BAGIAN LATIHAN
a) Perbarui tulisan tentang violensianisme dan pasifisme dengan menuliskan kembali seluruh bagian dari "Negara-negara adidaya menobatkan" turun sampai "Neokolonialisme telah bangkit.", lalu ganti "negara makmur" dengan "negara maju".
b) Tentukan apakah setiap pernyataan berikut sesuai dengan tulisan tentang violensianisme dan pasifisme. Jawab ya atau tidak, lalu kutip kata-kata penentu dari tulisan itu. (i) Tulisan itu dimuat di Kompas edisi Selasa, 11 November 2008. (ii) Menurut tulisan itu, visa masuk negara makmur kini mudah didapat. (iii) Tulisan itu menyatakan bahwa dunia kembali terpecah-belah.
c) Teruskan tulisan tentang violensianisme dan pasifisme mulai dari bagian terakhir yang ditampilkan.

KUTIPAN HALAMAN
--------------------

William Chang - Violensianisme Versus Pasifisme

Judul : Violensianisme Versus Pasifisme
Sumber : Kompas, Selasa, 11 November 2008

Oleh William Chang

Tiada hari tanpa kekerasan. Sebagai ancaman budaya dunia, violensianisme bakal merongrong pasifisme (Kompas, 21/8/2008). Bagaimana menyikapi violensianisme di tengah krisis global?

Perang Dunia I dan serangan terorisme awal abad ke-21 tidak hanya melahirkan sekutu-sekutu baru dan trauma tragis, tetapi juga merajut jejaring tindak kekerasan yang menghambat komunikasi damai antarbangsa. Sikap mistrust mengawetkan perang dingin dalam politik, militer, dan ekonomi (Israel vs Palestina, Korsel vs Korut, AS vs negara-negara beda ideologi). Dunia kembali terpecah-belah.

Negara-negara adidaya menobatkan diri sebagai ”polisi dunia”, penentu perdamaian dunia. Martabat negara kaya lebih luhur dari negara berkembang dan miskin. Hingga kini tak mudah mendapat visa masuk negara makmur. Neokolonialisme telah bangkit.

--------------------

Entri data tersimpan
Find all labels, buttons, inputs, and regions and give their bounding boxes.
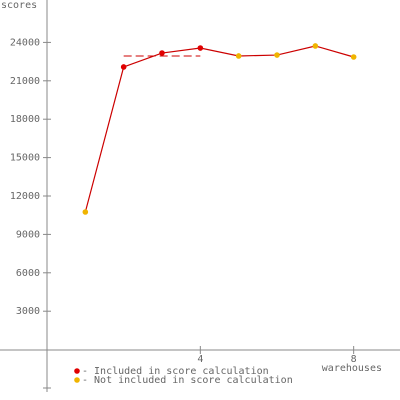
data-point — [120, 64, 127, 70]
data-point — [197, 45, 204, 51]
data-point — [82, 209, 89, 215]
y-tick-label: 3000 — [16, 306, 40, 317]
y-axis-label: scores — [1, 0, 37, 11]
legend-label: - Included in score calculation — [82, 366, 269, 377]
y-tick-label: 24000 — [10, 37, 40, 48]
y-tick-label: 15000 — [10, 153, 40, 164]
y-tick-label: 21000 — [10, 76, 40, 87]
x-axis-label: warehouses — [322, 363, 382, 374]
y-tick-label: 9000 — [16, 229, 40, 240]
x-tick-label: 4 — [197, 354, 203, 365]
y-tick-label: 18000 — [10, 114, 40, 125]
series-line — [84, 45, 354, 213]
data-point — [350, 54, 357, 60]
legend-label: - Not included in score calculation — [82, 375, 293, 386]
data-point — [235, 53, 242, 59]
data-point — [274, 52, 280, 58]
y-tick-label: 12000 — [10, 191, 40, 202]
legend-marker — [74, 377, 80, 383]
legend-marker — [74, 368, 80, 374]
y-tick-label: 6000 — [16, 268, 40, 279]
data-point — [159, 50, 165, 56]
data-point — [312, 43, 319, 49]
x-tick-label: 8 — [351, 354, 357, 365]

--------------------

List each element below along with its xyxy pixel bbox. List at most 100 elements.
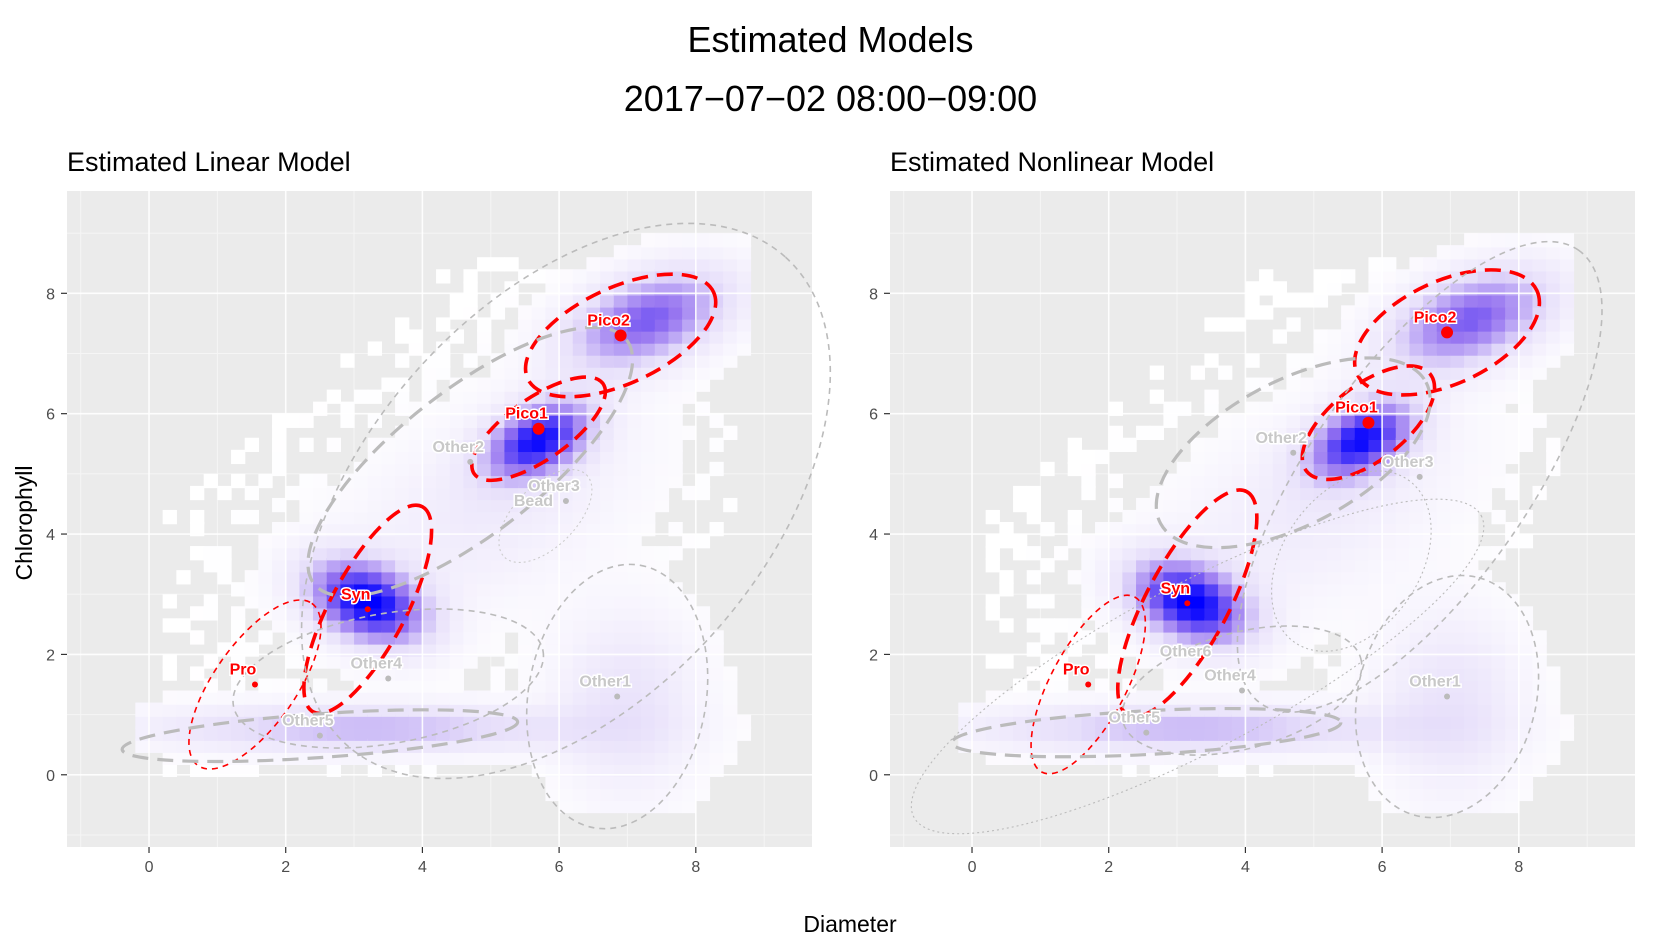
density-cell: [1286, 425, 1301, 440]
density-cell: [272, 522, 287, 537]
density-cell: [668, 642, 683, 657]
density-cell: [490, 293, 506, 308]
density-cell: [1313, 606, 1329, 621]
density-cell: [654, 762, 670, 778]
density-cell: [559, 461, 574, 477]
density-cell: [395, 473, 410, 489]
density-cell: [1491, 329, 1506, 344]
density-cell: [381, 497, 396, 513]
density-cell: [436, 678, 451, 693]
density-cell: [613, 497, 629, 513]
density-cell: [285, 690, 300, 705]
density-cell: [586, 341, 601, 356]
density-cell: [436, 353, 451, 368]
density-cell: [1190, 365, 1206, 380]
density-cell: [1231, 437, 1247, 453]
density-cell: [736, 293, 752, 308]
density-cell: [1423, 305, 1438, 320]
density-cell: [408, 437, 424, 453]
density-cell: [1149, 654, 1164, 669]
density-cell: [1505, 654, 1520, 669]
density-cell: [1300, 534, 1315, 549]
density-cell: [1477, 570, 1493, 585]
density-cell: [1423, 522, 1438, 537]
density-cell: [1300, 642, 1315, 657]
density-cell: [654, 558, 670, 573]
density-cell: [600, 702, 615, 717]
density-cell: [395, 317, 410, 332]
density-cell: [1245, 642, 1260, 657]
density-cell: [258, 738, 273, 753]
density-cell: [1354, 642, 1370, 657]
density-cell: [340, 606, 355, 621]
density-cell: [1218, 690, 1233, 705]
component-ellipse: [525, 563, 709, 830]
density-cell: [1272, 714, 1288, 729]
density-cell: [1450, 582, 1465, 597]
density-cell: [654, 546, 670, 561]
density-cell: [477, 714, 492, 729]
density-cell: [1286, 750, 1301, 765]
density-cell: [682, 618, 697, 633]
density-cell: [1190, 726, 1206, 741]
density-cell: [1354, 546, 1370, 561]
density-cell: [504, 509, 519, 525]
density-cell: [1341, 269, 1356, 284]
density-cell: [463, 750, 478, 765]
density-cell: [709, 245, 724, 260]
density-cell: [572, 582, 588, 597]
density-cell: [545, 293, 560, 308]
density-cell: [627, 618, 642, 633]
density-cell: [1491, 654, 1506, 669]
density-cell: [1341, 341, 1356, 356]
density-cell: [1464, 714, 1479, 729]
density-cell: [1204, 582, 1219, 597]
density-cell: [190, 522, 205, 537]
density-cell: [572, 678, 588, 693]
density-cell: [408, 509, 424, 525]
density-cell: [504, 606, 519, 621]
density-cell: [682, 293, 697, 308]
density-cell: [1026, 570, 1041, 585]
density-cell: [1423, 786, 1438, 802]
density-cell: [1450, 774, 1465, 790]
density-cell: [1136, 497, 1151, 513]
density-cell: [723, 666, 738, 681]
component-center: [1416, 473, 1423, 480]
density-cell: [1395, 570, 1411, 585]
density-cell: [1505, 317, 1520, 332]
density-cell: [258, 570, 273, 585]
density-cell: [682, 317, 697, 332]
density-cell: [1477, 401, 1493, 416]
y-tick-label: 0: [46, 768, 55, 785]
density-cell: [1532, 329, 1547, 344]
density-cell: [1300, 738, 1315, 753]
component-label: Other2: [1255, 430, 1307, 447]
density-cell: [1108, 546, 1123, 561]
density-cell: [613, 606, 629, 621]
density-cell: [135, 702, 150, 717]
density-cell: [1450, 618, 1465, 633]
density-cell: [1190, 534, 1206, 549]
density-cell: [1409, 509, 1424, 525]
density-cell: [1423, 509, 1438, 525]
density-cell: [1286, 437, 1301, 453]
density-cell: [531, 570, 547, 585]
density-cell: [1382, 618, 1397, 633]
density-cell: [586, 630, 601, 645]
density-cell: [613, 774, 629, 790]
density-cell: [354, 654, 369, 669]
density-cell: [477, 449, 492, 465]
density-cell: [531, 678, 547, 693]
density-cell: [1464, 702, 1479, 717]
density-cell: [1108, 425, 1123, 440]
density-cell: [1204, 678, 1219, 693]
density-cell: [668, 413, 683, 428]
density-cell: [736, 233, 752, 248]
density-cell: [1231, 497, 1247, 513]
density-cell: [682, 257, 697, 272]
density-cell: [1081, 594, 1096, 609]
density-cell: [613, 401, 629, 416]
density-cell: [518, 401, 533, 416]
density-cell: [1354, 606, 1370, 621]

--------------------

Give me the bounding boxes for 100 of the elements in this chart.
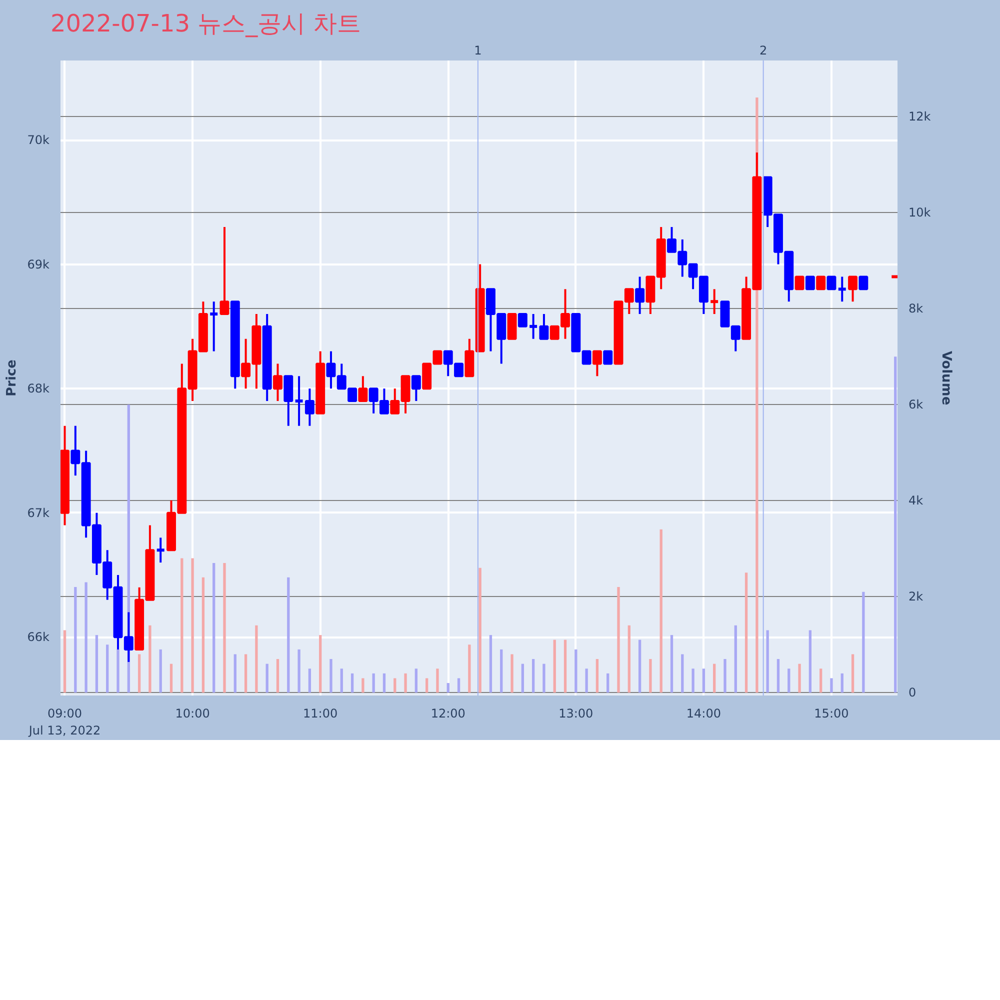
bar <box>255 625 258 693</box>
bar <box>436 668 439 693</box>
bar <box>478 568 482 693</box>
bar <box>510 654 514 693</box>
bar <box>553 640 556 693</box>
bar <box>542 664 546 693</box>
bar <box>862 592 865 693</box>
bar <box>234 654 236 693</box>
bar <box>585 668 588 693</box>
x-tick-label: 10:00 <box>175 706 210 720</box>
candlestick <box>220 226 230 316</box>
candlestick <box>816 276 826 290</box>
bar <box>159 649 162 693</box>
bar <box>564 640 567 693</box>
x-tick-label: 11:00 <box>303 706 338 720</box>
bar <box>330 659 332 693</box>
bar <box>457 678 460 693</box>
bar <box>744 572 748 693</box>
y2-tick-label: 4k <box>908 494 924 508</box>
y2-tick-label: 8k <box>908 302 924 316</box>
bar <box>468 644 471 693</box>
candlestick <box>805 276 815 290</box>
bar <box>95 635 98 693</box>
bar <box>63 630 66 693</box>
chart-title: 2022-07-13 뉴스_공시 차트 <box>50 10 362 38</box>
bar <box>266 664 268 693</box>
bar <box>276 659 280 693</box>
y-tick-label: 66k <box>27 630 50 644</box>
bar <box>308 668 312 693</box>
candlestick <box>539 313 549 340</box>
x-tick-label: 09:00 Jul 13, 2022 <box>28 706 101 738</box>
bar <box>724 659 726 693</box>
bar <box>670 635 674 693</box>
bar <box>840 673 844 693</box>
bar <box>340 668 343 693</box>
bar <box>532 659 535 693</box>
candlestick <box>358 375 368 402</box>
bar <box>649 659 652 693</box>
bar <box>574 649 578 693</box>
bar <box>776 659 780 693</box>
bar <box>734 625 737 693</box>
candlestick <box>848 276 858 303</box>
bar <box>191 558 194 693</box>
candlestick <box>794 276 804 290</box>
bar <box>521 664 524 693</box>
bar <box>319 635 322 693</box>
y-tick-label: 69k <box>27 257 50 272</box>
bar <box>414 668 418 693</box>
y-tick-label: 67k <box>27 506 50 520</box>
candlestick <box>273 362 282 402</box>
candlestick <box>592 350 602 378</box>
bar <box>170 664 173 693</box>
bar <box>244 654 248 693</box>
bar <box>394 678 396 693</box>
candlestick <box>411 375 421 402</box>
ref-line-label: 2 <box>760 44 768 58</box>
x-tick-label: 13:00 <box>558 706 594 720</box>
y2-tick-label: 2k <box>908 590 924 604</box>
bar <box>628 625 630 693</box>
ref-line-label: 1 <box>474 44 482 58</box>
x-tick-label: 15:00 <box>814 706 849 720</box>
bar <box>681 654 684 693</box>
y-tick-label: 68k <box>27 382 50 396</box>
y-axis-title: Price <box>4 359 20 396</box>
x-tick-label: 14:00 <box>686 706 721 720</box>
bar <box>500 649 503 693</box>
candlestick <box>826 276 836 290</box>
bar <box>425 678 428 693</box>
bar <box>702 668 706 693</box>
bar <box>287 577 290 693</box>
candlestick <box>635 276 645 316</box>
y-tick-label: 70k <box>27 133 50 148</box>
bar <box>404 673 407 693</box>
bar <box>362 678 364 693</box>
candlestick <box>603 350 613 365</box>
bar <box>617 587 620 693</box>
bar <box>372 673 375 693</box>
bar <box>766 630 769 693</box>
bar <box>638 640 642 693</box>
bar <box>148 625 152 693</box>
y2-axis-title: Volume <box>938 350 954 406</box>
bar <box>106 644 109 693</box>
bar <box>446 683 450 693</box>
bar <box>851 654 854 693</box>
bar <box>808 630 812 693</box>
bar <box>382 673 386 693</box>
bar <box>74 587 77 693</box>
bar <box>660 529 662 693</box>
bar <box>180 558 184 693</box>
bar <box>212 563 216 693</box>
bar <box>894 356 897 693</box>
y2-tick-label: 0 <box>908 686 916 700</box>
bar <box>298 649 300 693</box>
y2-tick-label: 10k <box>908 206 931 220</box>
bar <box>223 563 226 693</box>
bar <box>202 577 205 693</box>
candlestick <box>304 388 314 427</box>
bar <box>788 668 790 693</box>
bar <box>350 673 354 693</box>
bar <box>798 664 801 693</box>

--------------------

HASIL BERURUTAN
a)
Negara-negara adidaya menobatkan diri sebagai ”polisi dunia”, penentu perdamaian dunia. Martabat negara kaya lebih luhur dari negara berkembang dan miskin. Hingga kini tak mudah mendapat visa masuk negara maju. Neokolonialisme telah bangkit.

b)
(i) Ya: "Sumber : Kompas, Selasa, 11 November 2008"
(ii) Tidak: "Hingga kini tak mudah mendapat visa masuk negara makmur."
(iii) Ya: "Dunia kembali terpecah-belah."

c)
Di tengah krisis global, negara-negara makmur di Eropa Barat mulai mendeportasi imigran gelap yang membebani hidup sosial setempat. Untuk memproteksi diri, tidak sedikit karyawan/wati akan kehilangan pekerjaan. Demam pengangguran melanda beberapa zona, termasuk di Tanah Air. Bukan mustahil, gesekan sosial dan iklim konfliktual akan muncul di tengah pergumulan sosial.

Pasifisme di tengah krisis

Sejarah membuktikan, saat krisis melanda pertengahan abad ke-20 Adolf Hitler (1889-1945), si tukang cat asal Austria membakar semangat orang-orang Jerman dengan janji-janji bombastis yang meruntuhkan nilai kemanusiaan. Manusia bukan hanya disiksa dan diperkosa, tetapi juga dibunuh secara sistematis. Tindak vandalisme dan anarki mewarnai Perang Dunia II.

Tawaran berupa pasifisme universal, yang mengutamakan moralitas pemangku senjata dan penolakan kekerasan, diperlukan dunia yang sedang ditimpa krisis mondial. Tindak kekerasan dalam bentuk apa pun (anarki, konflik sosial, dan perang) tidak dibenarkan secara moral sebab tindakan ini merusak (hidup) orang lain dan mengkhianati komitmen untuk mewujudkan damai di dunia (Peter Brock).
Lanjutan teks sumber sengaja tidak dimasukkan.